• TESTO DA LEGGERE:
Un «matrimonio» di convenienza

Il 1° maggio 1707 la firma dell’Atto di Unione


15/05/2008 - Massimo Iacopi


(Perugia)   Inghilterra e Scozia. Un «matrimonio» di convenienza. I due Regni firmano l’Atto di Unione che il 1° maggio 1707 entra in vigore non senza problemi. Mentre una voleva evitare difficili problemi di successione alla morte di Giacomo VII, l’altra aveva bisogno di sistemare i suoi debiti.

L’isola chiamata di Romani “Magna Britannia”, per distinguerla dalla “piccola” Britannia (Bretagna) in Francia, non presenta nessuna caratteristica di una nazione forte ed unita come l’hanno tanto desiderata i suoi dirigenti futuri. La Scozia, il Galles e l’Inghilterra, hanno insistito per diversi secoli nelle lotte per conservare la loro indipendenza, nonostante le invasioni e le alleanze che si sono succedute e concatenate nel tempo.

Nondimeno il Galles sono caduti sotto la dominazione inglese durante il regno di Enrico 8° d’Inghilterra (1509-47), che lo annette al suo dominio per proteggersi da una eventuale invasione cattolica dal continente, una volta interrotte tutte le sue relazioni con Roma.

• Righe tratte da un dataset di layout:
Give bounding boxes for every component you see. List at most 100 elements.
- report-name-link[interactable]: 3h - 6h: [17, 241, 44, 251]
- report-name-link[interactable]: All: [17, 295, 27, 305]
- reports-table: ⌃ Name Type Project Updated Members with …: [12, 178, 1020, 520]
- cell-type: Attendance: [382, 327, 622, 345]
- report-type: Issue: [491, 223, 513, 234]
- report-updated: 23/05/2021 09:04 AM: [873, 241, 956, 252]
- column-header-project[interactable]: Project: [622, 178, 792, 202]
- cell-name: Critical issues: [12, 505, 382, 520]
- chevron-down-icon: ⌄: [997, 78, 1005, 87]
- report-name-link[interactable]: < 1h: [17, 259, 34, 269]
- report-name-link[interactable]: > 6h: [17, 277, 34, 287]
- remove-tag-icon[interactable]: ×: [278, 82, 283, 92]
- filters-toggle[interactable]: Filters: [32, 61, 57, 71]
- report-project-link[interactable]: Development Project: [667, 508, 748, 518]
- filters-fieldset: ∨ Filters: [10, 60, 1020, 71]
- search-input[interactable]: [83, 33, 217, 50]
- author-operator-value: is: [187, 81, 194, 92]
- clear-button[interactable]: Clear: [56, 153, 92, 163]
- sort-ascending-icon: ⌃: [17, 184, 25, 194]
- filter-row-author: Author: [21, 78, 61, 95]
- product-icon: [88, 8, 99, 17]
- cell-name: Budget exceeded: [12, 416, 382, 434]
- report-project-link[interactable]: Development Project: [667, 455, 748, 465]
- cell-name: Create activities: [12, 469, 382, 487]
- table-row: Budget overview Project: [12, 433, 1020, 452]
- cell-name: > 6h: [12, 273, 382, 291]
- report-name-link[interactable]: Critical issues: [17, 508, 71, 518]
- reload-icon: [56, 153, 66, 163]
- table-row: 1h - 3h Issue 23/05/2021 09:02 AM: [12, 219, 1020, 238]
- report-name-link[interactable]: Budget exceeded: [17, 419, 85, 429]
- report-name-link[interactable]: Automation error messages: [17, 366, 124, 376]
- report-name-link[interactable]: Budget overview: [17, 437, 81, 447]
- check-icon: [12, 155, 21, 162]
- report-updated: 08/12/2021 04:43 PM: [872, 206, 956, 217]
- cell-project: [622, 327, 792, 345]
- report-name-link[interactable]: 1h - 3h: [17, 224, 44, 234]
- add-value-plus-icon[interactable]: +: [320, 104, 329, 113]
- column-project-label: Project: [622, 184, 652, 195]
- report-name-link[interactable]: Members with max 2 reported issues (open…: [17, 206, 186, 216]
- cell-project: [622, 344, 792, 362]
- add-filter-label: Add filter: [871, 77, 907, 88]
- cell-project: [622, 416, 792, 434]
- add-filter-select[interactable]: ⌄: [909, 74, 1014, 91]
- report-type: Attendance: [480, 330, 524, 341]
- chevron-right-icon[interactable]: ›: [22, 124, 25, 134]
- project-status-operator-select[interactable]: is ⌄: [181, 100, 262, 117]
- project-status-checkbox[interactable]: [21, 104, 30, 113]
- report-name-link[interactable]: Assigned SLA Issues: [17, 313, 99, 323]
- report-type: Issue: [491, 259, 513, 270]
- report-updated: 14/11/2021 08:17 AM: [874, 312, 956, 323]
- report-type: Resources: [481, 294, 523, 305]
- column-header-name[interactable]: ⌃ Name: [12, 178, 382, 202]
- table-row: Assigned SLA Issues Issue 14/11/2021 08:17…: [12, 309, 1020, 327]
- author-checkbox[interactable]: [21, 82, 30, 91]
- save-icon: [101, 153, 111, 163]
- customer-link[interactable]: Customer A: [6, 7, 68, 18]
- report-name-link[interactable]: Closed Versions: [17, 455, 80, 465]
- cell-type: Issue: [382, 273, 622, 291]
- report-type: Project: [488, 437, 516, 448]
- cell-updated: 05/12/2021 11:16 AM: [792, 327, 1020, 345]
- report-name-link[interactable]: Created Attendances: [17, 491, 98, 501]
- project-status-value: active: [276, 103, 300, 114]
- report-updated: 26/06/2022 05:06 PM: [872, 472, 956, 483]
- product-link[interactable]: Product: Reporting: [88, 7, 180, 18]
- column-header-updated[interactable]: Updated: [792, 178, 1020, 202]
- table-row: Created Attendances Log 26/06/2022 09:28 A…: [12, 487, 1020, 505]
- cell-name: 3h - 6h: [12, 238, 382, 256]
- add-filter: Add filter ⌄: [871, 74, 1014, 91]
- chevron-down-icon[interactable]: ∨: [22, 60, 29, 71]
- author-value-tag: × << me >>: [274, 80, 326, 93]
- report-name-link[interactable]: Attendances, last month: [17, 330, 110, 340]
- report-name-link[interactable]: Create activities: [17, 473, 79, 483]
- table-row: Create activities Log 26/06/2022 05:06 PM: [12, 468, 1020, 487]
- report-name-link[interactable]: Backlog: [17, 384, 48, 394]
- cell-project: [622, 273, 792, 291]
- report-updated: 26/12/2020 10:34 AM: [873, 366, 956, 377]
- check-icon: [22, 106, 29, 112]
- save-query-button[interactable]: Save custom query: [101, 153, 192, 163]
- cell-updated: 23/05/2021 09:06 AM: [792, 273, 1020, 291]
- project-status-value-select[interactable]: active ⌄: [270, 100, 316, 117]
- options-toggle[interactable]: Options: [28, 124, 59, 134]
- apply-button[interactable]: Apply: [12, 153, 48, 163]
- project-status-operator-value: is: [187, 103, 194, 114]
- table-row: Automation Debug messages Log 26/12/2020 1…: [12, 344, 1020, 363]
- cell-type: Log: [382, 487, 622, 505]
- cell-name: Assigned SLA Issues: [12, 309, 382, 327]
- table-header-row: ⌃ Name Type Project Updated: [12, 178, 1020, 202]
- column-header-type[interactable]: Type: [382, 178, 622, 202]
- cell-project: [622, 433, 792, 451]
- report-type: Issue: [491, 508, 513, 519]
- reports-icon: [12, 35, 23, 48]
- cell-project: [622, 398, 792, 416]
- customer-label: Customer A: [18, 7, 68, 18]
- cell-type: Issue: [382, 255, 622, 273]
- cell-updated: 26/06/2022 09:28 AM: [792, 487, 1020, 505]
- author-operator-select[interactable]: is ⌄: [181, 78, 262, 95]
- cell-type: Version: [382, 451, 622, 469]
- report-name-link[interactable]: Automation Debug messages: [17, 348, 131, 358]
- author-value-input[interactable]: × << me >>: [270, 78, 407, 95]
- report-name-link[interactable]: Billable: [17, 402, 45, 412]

• COMPLETA QUANTO SEGUE:
**1)** Secondo il testo sull'Atto di Unione, in quale data entra in vigore l'Atto?
**2)** Indica se ciascuna affermazione concorda con il testo sull'Atto di Unione, rispondendo sì o no e citando le parole decisive.
(a) L'Atto di Unione entra in vigore senza alcun problema.
(b) Il regno di Enrico 8° d'Inghilterra va dal 1509 al 1547.
(c) Il nome "Magna Britannia" serviva a distinguere l'isola dalla Bretagna in Francia.
**3)** Riproduci fedelmente la parte del testo sull'Atto di Unione che si apre con le parole contenenti "15/05/2008 - Massimo" e si chiude con "concatenate nel tempo.".

• RISPOSTE IN ORDINE:
**1)** Il 1° maggio 1707.

**2)**
(a) No: "entra in vigore non senza problemi".
(b) Sì: "Enrico 8° d’Inghilterra (1509-47)".
(c) Sì: "per distinguerla dalla “piccola” Britannia (Bretagna) in Francia".

**3)**
15/05/2008 - Massimo Iacopi


(Perugia)   Inghilterra e Scozia. Un «matrimonio» di convenienza. I due Regni firmano l’Atto di Unione che il 1° maggio 1707 entra in vigore non senza problemi. Mentre una voleva evitare difficili problemi di successione alla morte di Giacomo VII, l’altra aveva bisogno di sistemare i suoi debiti.

L’isola chiamata di Romani “Magna Britannia”, per distinguerla dalla “piccola” Britannia (Bretagna) in Francia, non presenta nessuna caratteristica di una nazione forte ed unita come l’hanno tanto desiderata i suoi dirigenti futuri. La Scozia, il Galles e l’Inghilterra, hanno insistito per diversi secoli nelle lotte per conservare la loro indipendenza, nonostante le invasioni e le alleanze che si sono succedute e concatenate nel tempo.